▸ EXERCISE DESCRIPTION
All lines holding the string "cadets" are to be shown.

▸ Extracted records
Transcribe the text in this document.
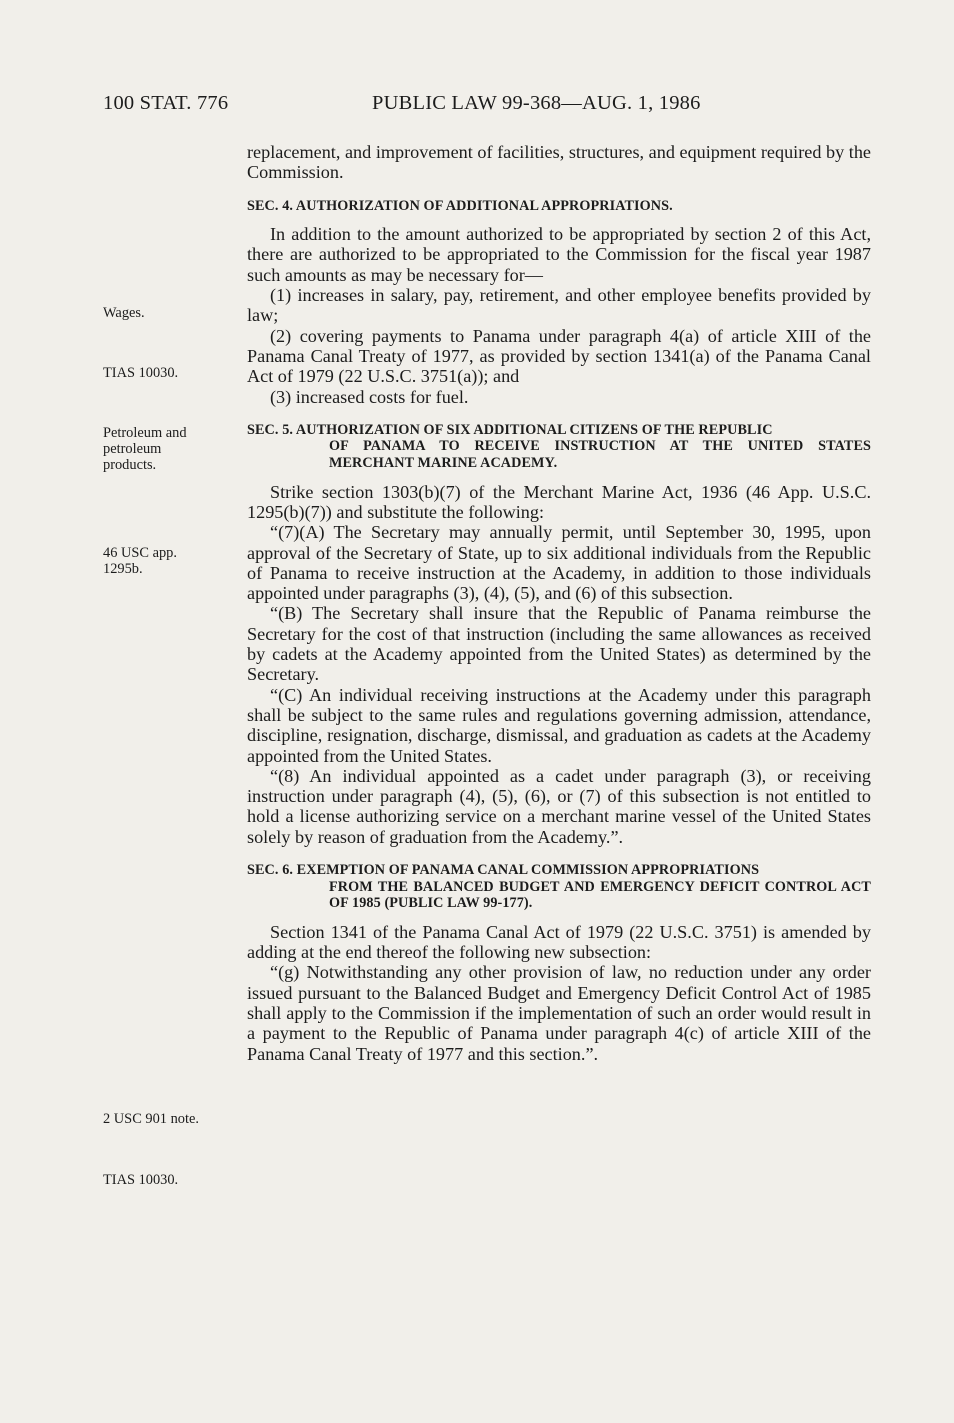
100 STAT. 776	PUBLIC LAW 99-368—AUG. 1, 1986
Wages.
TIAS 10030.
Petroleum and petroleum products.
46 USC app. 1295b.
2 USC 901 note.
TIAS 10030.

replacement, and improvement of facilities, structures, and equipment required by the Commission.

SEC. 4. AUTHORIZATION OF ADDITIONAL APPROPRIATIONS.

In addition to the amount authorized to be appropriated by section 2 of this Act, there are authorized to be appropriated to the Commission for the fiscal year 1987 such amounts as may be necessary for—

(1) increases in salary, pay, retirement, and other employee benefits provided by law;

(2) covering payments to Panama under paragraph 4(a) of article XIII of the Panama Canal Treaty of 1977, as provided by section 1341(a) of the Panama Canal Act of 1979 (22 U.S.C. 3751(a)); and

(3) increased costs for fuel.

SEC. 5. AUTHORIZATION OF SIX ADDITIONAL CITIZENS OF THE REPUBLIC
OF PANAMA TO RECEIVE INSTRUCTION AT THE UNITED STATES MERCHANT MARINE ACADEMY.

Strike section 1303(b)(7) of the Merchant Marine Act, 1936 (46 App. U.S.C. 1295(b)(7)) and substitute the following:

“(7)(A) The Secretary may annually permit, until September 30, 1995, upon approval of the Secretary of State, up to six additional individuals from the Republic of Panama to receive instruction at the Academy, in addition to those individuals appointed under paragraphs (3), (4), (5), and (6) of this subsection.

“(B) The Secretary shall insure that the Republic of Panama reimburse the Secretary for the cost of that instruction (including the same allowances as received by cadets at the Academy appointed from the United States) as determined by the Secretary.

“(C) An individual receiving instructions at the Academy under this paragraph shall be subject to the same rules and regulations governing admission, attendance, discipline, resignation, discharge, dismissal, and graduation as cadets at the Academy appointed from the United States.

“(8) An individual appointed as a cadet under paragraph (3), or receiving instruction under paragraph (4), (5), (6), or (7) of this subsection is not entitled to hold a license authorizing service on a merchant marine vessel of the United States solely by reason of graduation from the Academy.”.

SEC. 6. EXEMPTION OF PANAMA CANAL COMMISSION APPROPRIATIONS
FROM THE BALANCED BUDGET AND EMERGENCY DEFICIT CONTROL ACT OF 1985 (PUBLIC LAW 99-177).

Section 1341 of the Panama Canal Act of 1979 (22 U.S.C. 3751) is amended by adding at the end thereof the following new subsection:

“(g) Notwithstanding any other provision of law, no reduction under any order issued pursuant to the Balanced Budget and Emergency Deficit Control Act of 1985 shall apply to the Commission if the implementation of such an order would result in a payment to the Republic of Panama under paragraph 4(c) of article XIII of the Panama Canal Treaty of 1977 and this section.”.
...
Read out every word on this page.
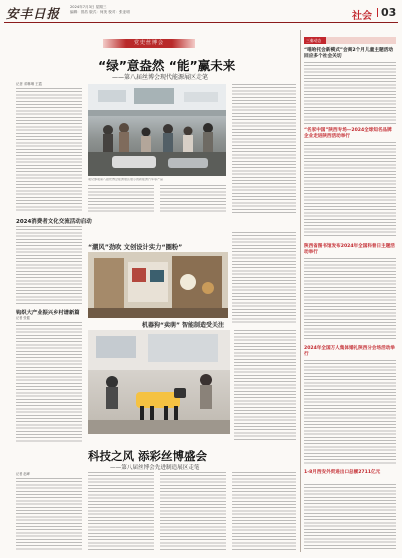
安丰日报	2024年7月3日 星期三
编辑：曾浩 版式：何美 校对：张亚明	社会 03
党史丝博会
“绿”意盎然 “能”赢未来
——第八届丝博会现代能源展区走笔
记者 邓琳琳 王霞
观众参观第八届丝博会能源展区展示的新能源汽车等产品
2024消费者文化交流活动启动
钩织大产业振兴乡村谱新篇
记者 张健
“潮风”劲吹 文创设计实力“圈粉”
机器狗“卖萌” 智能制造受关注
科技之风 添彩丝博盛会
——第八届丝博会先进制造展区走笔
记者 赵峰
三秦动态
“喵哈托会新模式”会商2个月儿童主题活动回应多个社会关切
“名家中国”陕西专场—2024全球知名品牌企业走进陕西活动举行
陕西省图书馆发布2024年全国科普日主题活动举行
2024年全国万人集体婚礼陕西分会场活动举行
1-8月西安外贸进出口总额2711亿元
---
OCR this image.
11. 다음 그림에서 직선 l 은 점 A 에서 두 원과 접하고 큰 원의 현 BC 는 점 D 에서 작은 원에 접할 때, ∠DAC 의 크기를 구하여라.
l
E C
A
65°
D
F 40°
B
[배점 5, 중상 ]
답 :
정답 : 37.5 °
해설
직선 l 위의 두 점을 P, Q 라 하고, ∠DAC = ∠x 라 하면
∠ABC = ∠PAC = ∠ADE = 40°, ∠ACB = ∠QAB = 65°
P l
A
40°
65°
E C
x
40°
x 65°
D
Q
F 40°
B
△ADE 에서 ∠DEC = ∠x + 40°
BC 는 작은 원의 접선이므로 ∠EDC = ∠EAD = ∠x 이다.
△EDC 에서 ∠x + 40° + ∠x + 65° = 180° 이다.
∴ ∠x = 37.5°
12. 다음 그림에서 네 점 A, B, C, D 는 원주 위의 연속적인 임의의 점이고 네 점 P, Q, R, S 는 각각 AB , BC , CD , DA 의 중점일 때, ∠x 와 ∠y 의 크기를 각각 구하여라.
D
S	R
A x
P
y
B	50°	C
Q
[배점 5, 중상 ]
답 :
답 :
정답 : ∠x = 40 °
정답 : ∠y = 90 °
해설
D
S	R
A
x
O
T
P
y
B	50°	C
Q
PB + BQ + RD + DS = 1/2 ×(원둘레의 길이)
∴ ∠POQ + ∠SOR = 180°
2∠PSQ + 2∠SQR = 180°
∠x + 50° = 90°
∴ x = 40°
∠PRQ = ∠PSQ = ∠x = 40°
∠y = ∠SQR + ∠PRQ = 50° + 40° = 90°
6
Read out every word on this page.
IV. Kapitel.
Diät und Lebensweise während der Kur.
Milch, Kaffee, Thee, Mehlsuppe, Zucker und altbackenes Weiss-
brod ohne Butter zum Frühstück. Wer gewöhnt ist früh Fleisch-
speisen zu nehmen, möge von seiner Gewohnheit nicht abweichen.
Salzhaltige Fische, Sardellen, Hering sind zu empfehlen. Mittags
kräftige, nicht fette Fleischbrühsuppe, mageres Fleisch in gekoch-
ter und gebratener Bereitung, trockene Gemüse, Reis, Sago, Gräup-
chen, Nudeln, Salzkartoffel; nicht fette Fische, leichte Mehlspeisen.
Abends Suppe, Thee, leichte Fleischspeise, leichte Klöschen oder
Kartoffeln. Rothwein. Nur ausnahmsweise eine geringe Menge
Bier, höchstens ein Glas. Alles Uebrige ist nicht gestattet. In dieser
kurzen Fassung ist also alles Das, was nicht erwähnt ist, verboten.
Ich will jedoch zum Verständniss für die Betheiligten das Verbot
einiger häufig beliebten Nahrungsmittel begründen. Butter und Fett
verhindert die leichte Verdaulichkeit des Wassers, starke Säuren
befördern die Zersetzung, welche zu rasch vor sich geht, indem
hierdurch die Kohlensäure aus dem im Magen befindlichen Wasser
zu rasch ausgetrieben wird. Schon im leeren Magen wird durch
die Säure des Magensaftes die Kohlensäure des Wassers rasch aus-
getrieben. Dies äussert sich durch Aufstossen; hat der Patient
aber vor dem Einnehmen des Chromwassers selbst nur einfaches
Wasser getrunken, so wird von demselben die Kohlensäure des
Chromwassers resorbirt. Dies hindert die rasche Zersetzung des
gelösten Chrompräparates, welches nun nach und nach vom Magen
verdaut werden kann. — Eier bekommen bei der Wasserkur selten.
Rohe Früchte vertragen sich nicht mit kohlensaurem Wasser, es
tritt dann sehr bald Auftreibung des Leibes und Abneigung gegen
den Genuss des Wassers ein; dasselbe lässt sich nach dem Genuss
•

▸ WRITTEN REPLY
“(B) The Secretary shall insure that the Republic of Panama reimburse the Secretary for the cost of that instruction (including the same allowances as received by cadets at the Academy appointed from the United States) as determined by the Secretary.
“(C) An individual receiving instructions at the Academy under this paragraph shall be subject to the same rules and regulations governing admission, attendance, discipline, resignation, discharge, dismissal, and graduation as cadets at the Academy appointed from the United States.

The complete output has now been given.